WHAT YOU ARE ASKED TO DO:
Can you duplicate the forecasting passage from "The major limit" up to and including "be relatively simple."?

READING TEXT:
»»

The major limit on the information provided by the geometric model, the exponential, and the logistic model, is that all of the observations are “confirmed cases,” which means the forecasts themselves provide only a picture of future confirmed cases. However, they could be extended so that they can provide a picture of not only confirmed, but also the numbers who are “positive” but unconfirmed. One way in which this can be done is to apply the results of the estimation method developed by me and Ron Cossman for this purpose ) to the numbers of confirmed cases forecasted to get an estimate of the positive, unconfirmed cases. This is relatively simple. This could be further supplemented by developing rates of change in the positive, unconfirmed population. Again, even this step would be relatively simple.
Before closing, I note that Kesten Green and J. Scott Armstrong, arguably the latter being one of the most highly respected forecasters in the world, found no evidence that complex models are more accurate than simple ones. It is worthwhile to consider the points made by Green and Armstrong in conjunction with the view underlying Leo Breiman’s “Two Cultures” description of the field of statistics.

««

DATA UNDER STUDY:
»»

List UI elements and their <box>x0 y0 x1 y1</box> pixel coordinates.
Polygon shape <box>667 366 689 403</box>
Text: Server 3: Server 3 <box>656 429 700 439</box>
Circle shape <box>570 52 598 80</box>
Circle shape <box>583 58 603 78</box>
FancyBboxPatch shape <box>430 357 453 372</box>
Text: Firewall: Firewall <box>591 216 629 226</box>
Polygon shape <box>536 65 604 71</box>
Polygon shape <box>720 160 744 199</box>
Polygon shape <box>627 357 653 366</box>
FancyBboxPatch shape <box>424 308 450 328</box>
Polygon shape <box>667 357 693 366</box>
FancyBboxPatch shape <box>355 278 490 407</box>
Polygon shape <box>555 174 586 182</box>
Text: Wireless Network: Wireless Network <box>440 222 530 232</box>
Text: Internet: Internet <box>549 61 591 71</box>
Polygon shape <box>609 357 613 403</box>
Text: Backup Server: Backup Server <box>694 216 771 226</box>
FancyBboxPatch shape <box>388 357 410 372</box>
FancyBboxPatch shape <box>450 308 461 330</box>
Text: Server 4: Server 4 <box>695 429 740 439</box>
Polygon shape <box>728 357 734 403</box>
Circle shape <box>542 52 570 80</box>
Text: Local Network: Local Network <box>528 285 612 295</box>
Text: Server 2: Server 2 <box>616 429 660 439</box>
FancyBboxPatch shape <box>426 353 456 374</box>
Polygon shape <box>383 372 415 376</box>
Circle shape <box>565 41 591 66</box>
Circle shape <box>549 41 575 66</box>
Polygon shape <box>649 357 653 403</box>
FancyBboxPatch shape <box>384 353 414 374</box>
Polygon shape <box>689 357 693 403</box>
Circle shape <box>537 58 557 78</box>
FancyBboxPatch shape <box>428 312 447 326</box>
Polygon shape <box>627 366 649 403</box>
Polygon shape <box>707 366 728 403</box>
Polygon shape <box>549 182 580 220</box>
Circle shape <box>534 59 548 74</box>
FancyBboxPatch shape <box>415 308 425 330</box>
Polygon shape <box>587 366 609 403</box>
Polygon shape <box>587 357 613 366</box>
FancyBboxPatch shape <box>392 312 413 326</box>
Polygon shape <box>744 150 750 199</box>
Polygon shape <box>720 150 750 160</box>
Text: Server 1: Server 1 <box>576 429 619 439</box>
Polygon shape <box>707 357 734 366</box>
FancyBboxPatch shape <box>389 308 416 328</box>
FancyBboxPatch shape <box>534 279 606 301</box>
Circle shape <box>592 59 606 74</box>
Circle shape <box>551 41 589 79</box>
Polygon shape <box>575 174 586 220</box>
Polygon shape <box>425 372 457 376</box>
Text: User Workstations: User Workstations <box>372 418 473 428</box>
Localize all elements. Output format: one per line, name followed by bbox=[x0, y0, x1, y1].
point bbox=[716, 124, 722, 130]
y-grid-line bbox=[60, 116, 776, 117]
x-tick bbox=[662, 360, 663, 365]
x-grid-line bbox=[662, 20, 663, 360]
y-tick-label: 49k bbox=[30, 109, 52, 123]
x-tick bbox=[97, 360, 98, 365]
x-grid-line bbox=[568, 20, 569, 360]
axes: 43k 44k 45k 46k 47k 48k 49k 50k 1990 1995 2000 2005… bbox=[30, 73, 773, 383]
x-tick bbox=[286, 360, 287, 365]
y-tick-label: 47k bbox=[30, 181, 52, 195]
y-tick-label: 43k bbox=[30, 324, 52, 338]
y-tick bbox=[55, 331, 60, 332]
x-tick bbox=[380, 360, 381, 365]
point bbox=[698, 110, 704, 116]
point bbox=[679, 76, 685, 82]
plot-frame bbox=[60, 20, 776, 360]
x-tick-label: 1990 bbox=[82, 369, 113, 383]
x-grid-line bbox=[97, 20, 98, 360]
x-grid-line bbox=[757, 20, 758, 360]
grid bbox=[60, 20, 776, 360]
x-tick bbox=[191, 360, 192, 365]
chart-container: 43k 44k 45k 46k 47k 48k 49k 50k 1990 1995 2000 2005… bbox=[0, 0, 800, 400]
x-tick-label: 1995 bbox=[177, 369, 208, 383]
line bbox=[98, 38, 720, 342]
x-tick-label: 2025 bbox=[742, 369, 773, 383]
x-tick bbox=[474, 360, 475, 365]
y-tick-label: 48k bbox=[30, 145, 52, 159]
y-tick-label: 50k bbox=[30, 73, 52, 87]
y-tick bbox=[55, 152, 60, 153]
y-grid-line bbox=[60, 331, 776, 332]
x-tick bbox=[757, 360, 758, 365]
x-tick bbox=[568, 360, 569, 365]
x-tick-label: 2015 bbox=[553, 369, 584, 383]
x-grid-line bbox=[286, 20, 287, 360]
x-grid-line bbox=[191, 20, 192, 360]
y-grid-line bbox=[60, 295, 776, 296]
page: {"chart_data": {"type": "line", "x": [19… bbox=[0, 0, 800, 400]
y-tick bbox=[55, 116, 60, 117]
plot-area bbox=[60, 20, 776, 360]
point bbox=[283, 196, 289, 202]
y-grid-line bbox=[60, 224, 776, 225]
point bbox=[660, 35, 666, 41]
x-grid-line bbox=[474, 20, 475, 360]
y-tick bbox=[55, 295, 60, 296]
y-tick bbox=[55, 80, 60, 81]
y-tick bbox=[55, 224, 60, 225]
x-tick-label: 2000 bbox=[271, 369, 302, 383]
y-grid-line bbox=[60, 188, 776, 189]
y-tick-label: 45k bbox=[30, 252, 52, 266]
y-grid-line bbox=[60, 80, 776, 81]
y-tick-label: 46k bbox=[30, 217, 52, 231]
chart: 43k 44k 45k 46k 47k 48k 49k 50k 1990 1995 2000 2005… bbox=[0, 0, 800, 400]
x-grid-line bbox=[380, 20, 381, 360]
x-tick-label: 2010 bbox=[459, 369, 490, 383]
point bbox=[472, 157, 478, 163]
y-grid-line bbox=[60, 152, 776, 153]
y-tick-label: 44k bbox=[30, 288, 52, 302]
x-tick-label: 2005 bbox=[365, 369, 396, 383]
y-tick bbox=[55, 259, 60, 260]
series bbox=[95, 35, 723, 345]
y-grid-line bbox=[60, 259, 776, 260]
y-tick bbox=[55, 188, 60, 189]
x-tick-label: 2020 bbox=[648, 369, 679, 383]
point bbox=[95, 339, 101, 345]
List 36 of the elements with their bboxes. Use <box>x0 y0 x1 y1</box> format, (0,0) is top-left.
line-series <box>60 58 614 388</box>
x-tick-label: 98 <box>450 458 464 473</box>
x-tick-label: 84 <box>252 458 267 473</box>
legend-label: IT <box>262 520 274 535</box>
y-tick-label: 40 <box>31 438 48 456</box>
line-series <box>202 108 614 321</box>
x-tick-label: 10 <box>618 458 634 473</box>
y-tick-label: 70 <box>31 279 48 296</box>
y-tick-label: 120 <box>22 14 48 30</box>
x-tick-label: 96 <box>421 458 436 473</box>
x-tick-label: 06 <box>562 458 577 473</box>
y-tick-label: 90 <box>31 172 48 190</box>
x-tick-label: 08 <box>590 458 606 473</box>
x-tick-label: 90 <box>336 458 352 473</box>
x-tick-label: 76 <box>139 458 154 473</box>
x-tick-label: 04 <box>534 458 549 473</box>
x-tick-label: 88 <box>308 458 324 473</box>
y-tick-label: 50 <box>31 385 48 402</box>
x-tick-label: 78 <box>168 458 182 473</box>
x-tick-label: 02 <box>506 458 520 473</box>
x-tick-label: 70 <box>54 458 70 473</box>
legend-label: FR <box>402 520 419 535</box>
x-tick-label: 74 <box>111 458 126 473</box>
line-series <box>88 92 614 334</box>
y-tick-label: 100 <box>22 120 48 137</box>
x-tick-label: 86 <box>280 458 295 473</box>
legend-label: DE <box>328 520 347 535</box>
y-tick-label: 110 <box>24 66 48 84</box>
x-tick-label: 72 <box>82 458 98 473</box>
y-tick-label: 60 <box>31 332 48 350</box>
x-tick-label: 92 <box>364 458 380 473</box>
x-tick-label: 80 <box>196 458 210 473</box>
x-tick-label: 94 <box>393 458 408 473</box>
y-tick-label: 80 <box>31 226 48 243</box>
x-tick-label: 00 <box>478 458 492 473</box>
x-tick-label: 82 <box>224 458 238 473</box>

««

ANSWER FOR THE TASK:
The major limit on the information provided by the geometric model, the exponential, and the logistic model, is that all of the observations are “confirmed cases,” which means the forecasts themselves provide only a picture of future confirmed cases. However, they could be extended so that they can provide a picture of not only confirmed, but also the numbers who are “positive” but unconfirmed. One way in which this can be done is to apply the results of the estimation method developed by me and Ron Cossman for this purpose ) to the numbers of confirmed cases forecasted to get an estimate of the positive, unconfirmed cases. This is relatively simple. This could be further supplemented by developing rates of change in the positive, unconfirmed population. Again, even this step would be relatively simple.